[Collected data]

==*==

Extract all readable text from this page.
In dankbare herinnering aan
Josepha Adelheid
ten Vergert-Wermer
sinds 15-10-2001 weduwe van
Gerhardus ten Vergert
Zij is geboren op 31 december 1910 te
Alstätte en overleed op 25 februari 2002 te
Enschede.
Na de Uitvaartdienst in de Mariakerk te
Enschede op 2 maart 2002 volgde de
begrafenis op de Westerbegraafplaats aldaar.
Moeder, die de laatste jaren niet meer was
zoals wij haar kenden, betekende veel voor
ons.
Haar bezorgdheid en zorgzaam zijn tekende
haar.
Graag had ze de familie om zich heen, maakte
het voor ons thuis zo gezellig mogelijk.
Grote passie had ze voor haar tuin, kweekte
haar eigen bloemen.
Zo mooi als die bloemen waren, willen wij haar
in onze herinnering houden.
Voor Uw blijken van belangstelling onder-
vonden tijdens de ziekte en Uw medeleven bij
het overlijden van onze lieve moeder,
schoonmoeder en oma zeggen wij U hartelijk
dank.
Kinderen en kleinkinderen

==*==

Set exercise – Extract the complete listing above, reproducing each line exactly.

Answer to the exercise –
Extract all readable text from this page.
In dankbare herinnering aan
Josepha Adelheid
ten Vergert-Wermer
sinds 15-10-2001 weduwe van
Gerhardus ten Vergert
Zij is geboren op 31 december 1910 te
Alstätte en overleed op 25 februari 2002 te
Enschede.
Na de Uitvaartdienst in de Mariakerk te
Enschede op 2 maart 2002 volgde de
begrafenis op de Westerbegraafplaats aldaar.
Moeder, die de laatste jaren niet meer was
zoals wij haar kenden, betekende veel voor
ons.
Haar bezorgdheid en zorgzaam zijn tekende
haar.
Graag had ze de familie om zich heen, maakte
het voor ons thuis zo gezellig mogelijk.
Grote passie had ze voor haar tuin, kweekte
haar eigen bloemen.
Zo mooi als die bloemen waren, willen wij haar
in onze herinnering houden.
Voor Uw blijken van belangstelling onder-
vonden tijdens de ziekte en Uw medeleven bij
het overlijden van onze lieve moeder,
schoonmoeder en oma zeggen wij U hartelijk
dank.
Kinderen en kleinkinderen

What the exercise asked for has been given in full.